__Work to complete__:
What follows is a set of records; restate each one word for word and drop the pictures.

__Records supplied__:

[start]

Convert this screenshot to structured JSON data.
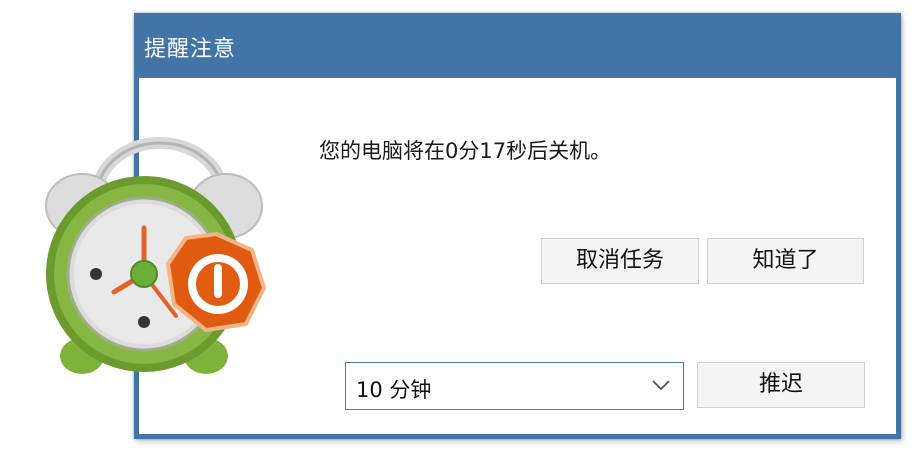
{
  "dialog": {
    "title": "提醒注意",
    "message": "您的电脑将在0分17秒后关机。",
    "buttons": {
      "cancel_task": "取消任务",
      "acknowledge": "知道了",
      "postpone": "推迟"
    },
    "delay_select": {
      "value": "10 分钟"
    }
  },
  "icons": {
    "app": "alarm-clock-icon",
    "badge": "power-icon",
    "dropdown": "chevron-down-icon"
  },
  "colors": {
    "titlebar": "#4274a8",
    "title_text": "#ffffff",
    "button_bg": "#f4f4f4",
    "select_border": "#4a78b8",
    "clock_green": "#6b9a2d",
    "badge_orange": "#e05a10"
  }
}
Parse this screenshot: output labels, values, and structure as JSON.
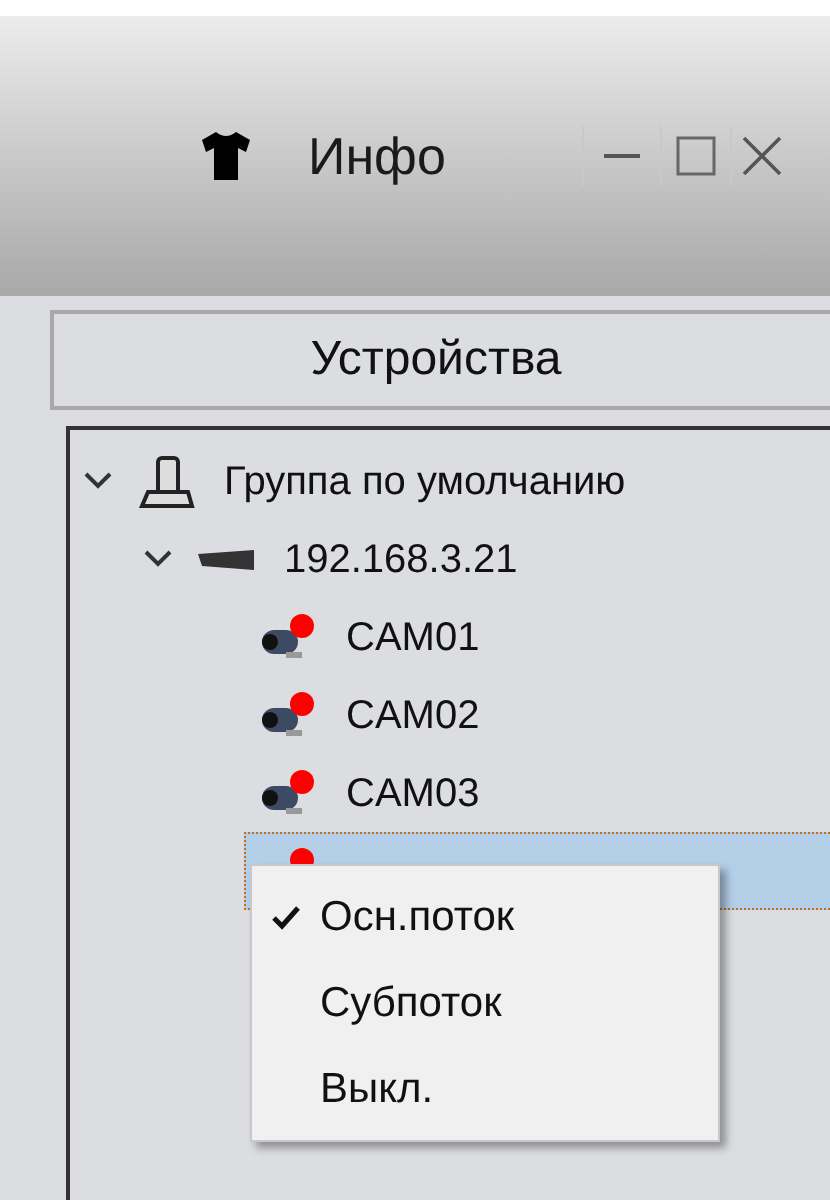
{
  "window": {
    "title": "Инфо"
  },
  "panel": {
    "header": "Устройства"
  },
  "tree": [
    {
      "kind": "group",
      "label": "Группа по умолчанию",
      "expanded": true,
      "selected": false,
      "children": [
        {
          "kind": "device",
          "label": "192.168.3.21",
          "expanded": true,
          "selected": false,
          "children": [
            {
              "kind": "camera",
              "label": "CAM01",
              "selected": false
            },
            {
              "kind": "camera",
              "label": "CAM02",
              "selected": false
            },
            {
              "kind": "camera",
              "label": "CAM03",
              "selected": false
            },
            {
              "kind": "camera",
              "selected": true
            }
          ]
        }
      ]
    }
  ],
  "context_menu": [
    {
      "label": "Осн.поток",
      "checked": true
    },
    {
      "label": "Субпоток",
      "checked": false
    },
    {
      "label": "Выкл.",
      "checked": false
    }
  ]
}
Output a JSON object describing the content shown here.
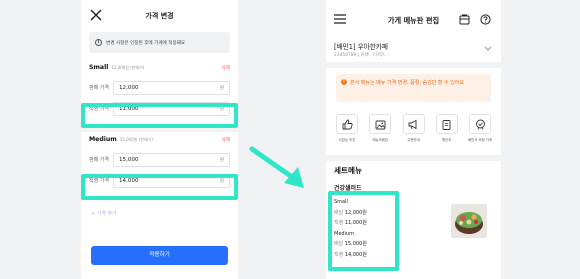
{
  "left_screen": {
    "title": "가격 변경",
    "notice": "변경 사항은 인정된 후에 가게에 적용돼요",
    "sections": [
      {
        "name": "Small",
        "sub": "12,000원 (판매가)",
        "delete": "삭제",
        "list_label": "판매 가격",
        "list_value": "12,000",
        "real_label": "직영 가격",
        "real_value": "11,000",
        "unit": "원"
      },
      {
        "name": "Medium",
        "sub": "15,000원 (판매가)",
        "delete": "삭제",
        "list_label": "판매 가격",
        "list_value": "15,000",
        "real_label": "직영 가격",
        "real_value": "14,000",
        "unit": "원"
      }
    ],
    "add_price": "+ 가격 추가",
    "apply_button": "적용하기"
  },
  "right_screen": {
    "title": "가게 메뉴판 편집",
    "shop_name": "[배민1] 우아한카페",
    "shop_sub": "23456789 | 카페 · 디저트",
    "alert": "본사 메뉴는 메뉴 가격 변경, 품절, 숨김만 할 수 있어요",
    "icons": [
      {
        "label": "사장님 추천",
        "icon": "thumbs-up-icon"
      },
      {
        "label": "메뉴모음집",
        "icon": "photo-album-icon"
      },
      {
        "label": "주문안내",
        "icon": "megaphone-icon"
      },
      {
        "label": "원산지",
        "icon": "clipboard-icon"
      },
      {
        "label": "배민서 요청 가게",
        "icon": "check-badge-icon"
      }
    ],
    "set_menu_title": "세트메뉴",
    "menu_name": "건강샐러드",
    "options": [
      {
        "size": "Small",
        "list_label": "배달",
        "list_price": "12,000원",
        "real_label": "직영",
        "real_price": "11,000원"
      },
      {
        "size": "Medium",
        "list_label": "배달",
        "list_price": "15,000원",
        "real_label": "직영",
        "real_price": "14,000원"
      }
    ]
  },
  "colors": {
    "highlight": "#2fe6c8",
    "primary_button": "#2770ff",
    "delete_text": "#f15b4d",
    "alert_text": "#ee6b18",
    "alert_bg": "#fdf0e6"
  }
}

[end]

__Response for this exercise__:
Convert this screenshot to structured JSON data.
{
  "dialog": {
    "title": "提醒注意",
    "message": "您的电脑将在0分17秒后关机。",
    "buttons": {
      "cancel_task": "取消任务",
      "acknowledge": "知道了",
      "postpone": "推迟"
    },
    "delay_select": {
      "value": "10 分钟"
    }
  },
  "icons": {
    "app": "alarm-clock-icon",
    "badge": "power-icon",
    "dropdown": "chevron-down-icon"
  },
  "colors": {
    "titlebar": "#4274a8",
    "title_text": "#ffffff",
    "button_bg": "#f4f4f4",
    "select_border": "#4a78b8",
    "clock_green": "#6b9a2d",
    "badge_orange": "#e05a10"
  }
}
Parse this screenshot: output labels, values, and structure as JSON.
{
  "window": {
    "title": "Инфо"
  },
  "panel": {
    "header": "Устройства"
  },
  "tree": [
    {
      "kind": "group",
      "label": "Группа по умолчанию",
      "expanded": true,
      "selected": false,
      "children": [
        {
          "kind": "device",
          "label": "192.168.3.21",
          "expanded": true,
          "selected": false,
          "children": [
            {
              "kind": "camera",
              "label": "CAM01",
              "selected": false
            },
            {
              "kind": "camera",
              "label": "CAM02",
              "selected": false
            },
            {
              "kind": "camera",
              "label": "CAM03",
              "selected": false
            },
            {
              "kind": "camera",
              "selected": true
            }
          ]
        }
      ]
    }
  ],
  "context_menu": [
    {
      "label": "Осн.поток",
      "checked": true
    },
    {
      "label": "Субпоток",
      "checked": false
    },
    {
      "label": "Выкл.",
      "checked": false
    }
  ]
}
Output a JSON object describing the content shown here.
{
  "left_screen": {
    "title": "가격 변경",
    "notice": "변경 사항은 인정된 후에 가게에 적용돼요",
    "sections": [
      {
        "name": "Small",
        "sub": "12,000원 (판매가)",
        "delete": "삭제",
        "list_label": "판매 가격",
        "list_value": "12,000",
        "real_label": "직영 가격",
        "real_value": "11,000",
        "unit": "원"
      },
      {
        "name": "Medium",
        "sub": "15,000원 (판매가)",
        "delete": "삭제",
        "list_label": "판매 가격",
        "list_value": "15,000",
        "real_label": "직영 가격",
        "real_value": "14,000",
        "unit": "원"
      }
    ],
    "add_price": "+ 가격 추가",
    "apply_button": "적용하기"
  },
  "right_screen": {
    "title": "가게 메뉴판 편집",
    "shop_name": "[배민1] 우아한카페",
    "shop_sub": "23456789 | 카페 · 디저트",
    "alert": "본사 메뉴는 메뉴 가격 변경, 품절, 숨김만 할 수 있어요",
    "icons": [
      {
        "label": "사장님 추천",
        "icon": "thumbs-up-icon"
      },
      {
        "label": "메뉴모음집",
        "icon": "photo-album-icon"
      },
      {
        "label": "주문안내",
        "icon": "megaphone-icon"
      },
      {
        "label": "원산지",
        "icon": "clipboard-icon"
      },
      {
        "label": "배민서 요청 가게",
        "icon": "check-badge-icon"
      }
    ],
    "set_menu_title": "세트메뉴",
    "menu_name": "건강샐러드",
    "options": [
      {
        "size": "Small",
        "list_label": "배달",
        "list_price": "12,000원",
        "real_label": "직영",
        "real_price": "11,000원"
      },
      {
        "size": "Medium",
        "list_label": "배달",
        "list_price": "15,000원",
        "real_label": "직영",
        "real_price": "14,000원"
      }
    ]
  },
  "colors": {
    "highlight": "#2fe6c8",
    "primary_button": "#2770ff",
    "delete_text": "#f15b4d",
    "alert_text": "#ee6b18",
    "alert_bg": "#fdf0e6"
  }
}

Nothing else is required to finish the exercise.